Short task —
Retype every entry in its entirety, without alteration.

Recorded data —

++++++++++

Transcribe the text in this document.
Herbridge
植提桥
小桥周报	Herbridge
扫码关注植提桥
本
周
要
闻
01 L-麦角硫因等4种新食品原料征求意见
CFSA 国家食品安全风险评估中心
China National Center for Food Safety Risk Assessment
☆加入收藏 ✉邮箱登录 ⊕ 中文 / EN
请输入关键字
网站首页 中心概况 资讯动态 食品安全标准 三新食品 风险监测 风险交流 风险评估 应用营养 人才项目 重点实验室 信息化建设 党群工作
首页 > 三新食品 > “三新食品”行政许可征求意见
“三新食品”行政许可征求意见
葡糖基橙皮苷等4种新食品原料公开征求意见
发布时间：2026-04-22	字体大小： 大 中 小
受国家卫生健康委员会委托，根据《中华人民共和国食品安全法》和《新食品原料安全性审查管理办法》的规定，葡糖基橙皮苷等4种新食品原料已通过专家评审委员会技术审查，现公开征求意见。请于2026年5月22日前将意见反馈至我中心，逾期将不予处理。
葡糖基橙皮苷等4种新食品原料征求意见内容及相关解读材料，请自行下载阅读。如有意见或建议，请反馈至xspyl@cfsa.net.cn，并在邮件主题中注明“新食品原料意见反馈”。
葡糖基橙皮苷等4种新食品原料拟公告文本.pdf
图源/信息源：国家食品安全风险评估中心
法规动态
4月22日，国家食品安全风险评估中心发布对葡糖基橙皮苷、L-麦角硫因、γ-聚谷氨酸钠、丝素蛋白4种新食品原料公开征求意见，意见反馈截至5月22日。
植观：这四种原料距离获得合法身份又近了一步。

++++++++++

Solution for this exercise —
Transcribe the text in this document.
Herbridge
植提桥
小桥周报	Herbridge
扫码关注植提桥
本
周
要
闻
01 L-麦角硫因等4种新食品原料征求意见
CFSA 国家食品安全风险评估中心
China National Center for Food Safety Risk Assessment
☆加入收藏 ✉邮箱登录 ⊕ 中文 / EN
请输入关键字
网站首页 中心概况 资讯动态 食品安全标准 三新食品 风险监测 风险交流 风险评估 应用营养 人才项目 重点实验室 信息化建设 党群工作
首页 > 三新食品 > “三新食品”行政许可征求意见
“三新食品”行政许可征求意见
葡糖基橙皮苷等4种新食品原料公开征求意见
发布时间：2026-04-22	字体大小： 大 中 小
受国家卫生健康委员会委托，根据《中华人民共和国食品安全法》和《新食品原料安全性审查管理办法》的规定，葡糖基橙皮苷等4种新食品原料已通过专家评审委员会技术审查，现公开征求意见。请于2026年5月22日前将意见反馈至我中心，逾期将不予处理。
葡糖基橙皮苷等4种新食品原料征求意见内容及相关解读材料，请自行下载阅读。如有意见或建议，请反馈至xspyl@cfsa.net.cn，并在邮件主题中注明“新食品原料意见反馈”。
葡糖基橙皮苷等4种新食品原料拟公告文本.pdf
图源/信息源：国家食品安全风险评估中心
法规动态
4月22日，国家食品安全风险评估中心发布对葡糖基橙皮苷、L-麦角硫因、γ-聚谷氨酸钠、丝素蛋白4种新食品原料公开征求意见，意见反馈截至5月22日。
植观：这四种原料距离获得合法身份又近了一步。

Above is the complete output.